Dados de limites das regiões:
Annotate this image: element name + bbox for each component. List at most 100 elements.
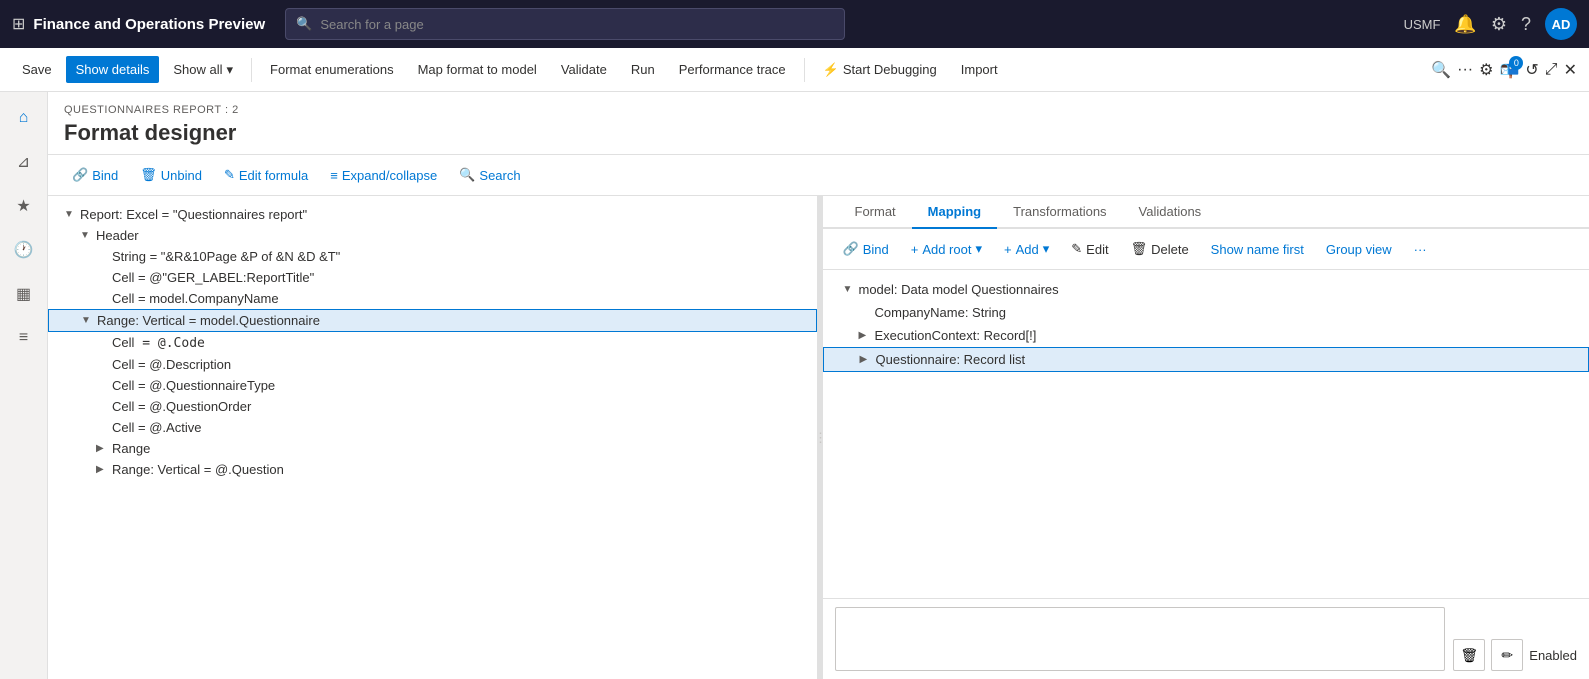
add-chevron: ▾ — [1043, 241, 1050, 257]
format-tree-item[interactable]: ▶ Range — [48, 438, 817, 459]
format-tree-item[interactable]: Cell = @"GER_LABEL:ReportTitle" — [48, 267, 817, 288]
group-view-button[interactable]: Group view — [1318, 238, 1400, 261]
map-tree-label: model: Data model Questionnaires — [859, 282, 1059, 297]
bottom-panel: 🗑 ✏ Enabled — [823, 598, 1589, 679]
tree-item-label: Cell = @.QuestionOrder — [112, 399, 251, 414]
add-root-button[interactable]: + Add root ▾ — [903, 237, 990, 261]
mapping-tree-item[interactable]: ▼ model: Data model Questionnaires — [823, 278, 1589, 301]
panel-tabs: Format Mapping Transformations Validatio… — [823, 196, 1589, 229]
tab-transformations[interactable]: Transformations — [997, 196, 1122, 229]
tree-item-label: Report: Excel = "Questionnaires report" — [80, 207, 307, 222]
more-mapping-button[interactable]: ··· — [1406, 238, 1435, 261]
format-tree-item[interactable]: Cell = @.Code — [48, 332, 817, 354]
format-tree-item[interactable]: String = "&R&10Page &P of &N &D &T" — [48, 246, 817, 267]
format-toolbar: 🔗 Bind 🗑 Unbind ✎ Edit formula ≡ Expand/… — [48, 155, 1589, 196]
map-format-to-model-button[interactable]: Map format to model — [408, 56, 547, 83]
tree-item-label: Cell = @.Code — [112, 335, 205, 351]
maximize-icon[interactable]: ⤢ — [1545, 61, 1558, 79]
link-icon-map: 🔗 — [843, 241, 859, 257]
save-button[interactable]: Save — [12, 56, 62, 83]
expand-collapse-button[interactable]: ≡ Expand/collapse — [322, 164, 445, 187]
sidebar-favorites-icon[interactable]: ★ — [6, 188, 42, 224]
user-avatar[interactable]: AD — [1545, 8, 1577, 40]
notifications-icon[interactable]: 📬 0 — [1499, 60, 1519, 80]
tree-item-label: Cell = @.Description — [112, 357, 231, 372]
tree-item-label: Range: Vertical = model.Questionnaire — [97, 313, 320, 328]
refresh-icon[interactable]: ↺ — [1525, 60, 1538, 80]
add-root-chevron: ▾ — [975, 241, 982, 257]
search-input[interactable] — [320, 17, 834, 32]
run-button[interactable]: Run — [621, 56, 665, 83]
sidebar-filter-icon[interactable]: ⊿ — [6, 144, 42, 180]
content-area: QUESTIONNAIRES REPORT : 2 Format designe… — [48, 92, 1589, 679]
tab-validations[interactable]: Validations — [1123, 196, 1218, 229]
close-icon[interactable]: ✕ — [1564, 60, 1577, 80]
app-title: Finance and Operations Preview — [33, 16, 265, 33]
tree-chevron: ▼ — [64, 209, 80, 220]
edit-formula-button[interactable]: ✎ Edit formula — [216, 163, 316, 187]
show-all-button[interactable]: Show all ▾ — [163, 56, 243, 84]
format-panel: ▼ Report: Excel = "Questionnaires report… — [48, 196, 819, 679]
show-name-first-button[interactable]: Show name first — [1203, 238, 1312, 261]
sidebar-menu-icon[interactable]: ≡ — [6, 320, 42, 356]
formula-textarea[interactable] — [835, 607, 1446, 671]
action-bar-right: 🔍 ··· ⚙ 📬 0 ↺ ⤢ ✕ — [1431, 60, 1577, 80]
format-tree-item[interactable]: Cell = @.Active — [48, 417, 817, 438]
help-icon[interactable]: ? — [1521, 14, 1531, 35]
format-tree-item[interactable]: Cell = model.CompanyName — [48, 288, 817, 309]
format-tree-item[interactable]: ▼ Report: Excel = "Questionnaires report… — [48, 204, 817, 225]
settings-icon[interactable]: ⚙ — [1479, 60, 1493, 80]
delete-icon-map: 🗑 — [1131, 241, 1148, 257]
validate-button[interactable]: Validate — [551, 56, 617, 83]
tab-format[interactable]: Format — [839, 196, 912, 229]
more-actions-icon[interactable]: ··· — [1457, 61, 1473, 79]
delete-mapping-button[interactable]: 🗑 Delete — [1123, 237, 1197, 261]
format-tree-item[interactable]: Cell = @.Description — [48, 354, 817, 375]
sidebar-recent-icon[interactable]: 🕐 — [6, 232, 42, 268]
chevron-down-icon: ▾ — [227, 62, 234, 78]
delete-formula-button[interactable]: 🗑 — [1453, 639, 1485, 671]
sidebar-icon-home[interactable]: ⌂ — [6, 100, 42, 136]
format-tree-item[interactable]: Cell = @.QuestionnaireType — [48, 375, 817, 396]
format-tree-item[interactable]: ▼ Header — [48, 225, 817, 246]
mapping-bind-button[interactable]: 🔗 Bind — [835, 237, 897, 261]
add-button[interactable]: + Add ▾ — [996, 237, 1057, 261]
edit-mapping-button[interactable]: ✎ Edit — [1063, 237, 1116, 261]
action-bar: Save Show details Show all ▾ Format enum… — [0, 48, 1589, 92]
import-button[interactable]: Import — [951, 56, 1008, 83]
unbind-button[interactable]: 🗑 Unbind — [132, 163, 210, 187]
separator-1 — [251, 58, 252, 82]
expand-icon: ≡ — [330, 168, 338, 183]
main-layout: ⌂ ⊿ ★ 🕐 ▦ ≡ QUESTIONNAIRES REPORT : 2 Fo… — [0, 92, 1589, 679]
mapping-tree-item[interactable]: ▶ Questionnaire: Record list — [823, 347, 1589, 372]
gear-icon[interactable]: ⚙ — [1491, 14, 1507, 35]
bottom-actions: 🗑 ✏ Enabled — [1453, 639, 1577, 671]
format-tree-item[interactable]: Cell = @.QuestionOrder — [48, 396, 817, 417]
search-toolbar-icon[interactable]: 🔍 — [1431, 60, 1451, 80]
map-tree-chevron: ▶ — [860, 354, 876, 365]
map-tree-label: ExecutionContext: Record[!] — [875, 328, 1037, 343]
bell-icon[interactable]: 🔔 — [1454, 14, 1476, 35]
map-tree-label: CompanyName: String — [875, 305, 1007, 320]
mapping-tree-item[interactable]: CompanyName: String — [823, 301, 1589, 324]
map-tree-chevron: ▼ — [843, 284, 859, 295]
edit-formula-btn[interactable]: ✏ — [1491, 639, 1523, 671]
start-debugging-button[interactable]: ⚡ Start Debugging — [813, 56, 947, 84]
nav-right: USMF 🔔 ⚙ ? AD — [1404, 8, 1577, 40]
search-format-button[interactable]: 🔍 Search — [451, 163, 528, 187]
sidebar-workspace-icon[interactable]: ▦ — [6, 276, 42, 312]
bind-button[interactable]: 🔗 Bind — [64, 163, 126, 187]
tree-item-label: Header — [96, 228, 139, 243]
format-tree-item[interactable]: ▼ Range: Vertical = model.Questionnaire — [48, 309, 817, 332]
mapping-tree-item[interactable]: ▶ ExecutionContext: Record[!] — [823, 324, 1589, 347]
show-details-button[interactable]: Show details — [66, 56, 160, 83]
grid-icon[interactable]: ⊞ — [12, 14, 25, 34]
tree-chevron: ▼ — [80, 230, 96, 241]
tab-mapping[interactable]: Mapping — [912, 196, 997, 229]
add-root-icon: + — [911, 242, 919, 257]
format-tree-item[interactable]: ▶ Range: Vertical = @.Question — [48, 459, 817, 480]
page-header: QUESTIONNAIRES REPORT : 2 Format designe… — [48, 92, 1589, 155]
format-enumerations-button[interactable]: Format enumerations — [260, 56, 404, 83]
separator-2 — [804, 58, 805, 82]
performance-trace-button[interactable]: Performance trace — [669, 56, 796, 83]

# ENUNCIADO DA TAREFA:
Troque "Group view" por "Grid view" nas linhas do material que vão da linha com "add-chevron: ▾ — [1043, 241, 1050, 257]" até a linha com "map-tree-label: model: Data", inclusive. Transcreva apenas essas linhas, sem nenhuma outra alteração.

# RESPOSTA ESPERADA:
add-chevron: ▾ — [1043, 241, 1050, 257]
format-tree-item[interactable]: ▶ Range — [48, 438, 817, 459]
format-tree-item[interactable]: Cell = @"GER_LABEL:ReportTitle" — [48, 267, 817, 288]
group-view-button[interactable]: Grid view — [1318, 238, 1400, 261]
map-tree-label: model: Data model Questionnaires — [859, 282, 1059, 297]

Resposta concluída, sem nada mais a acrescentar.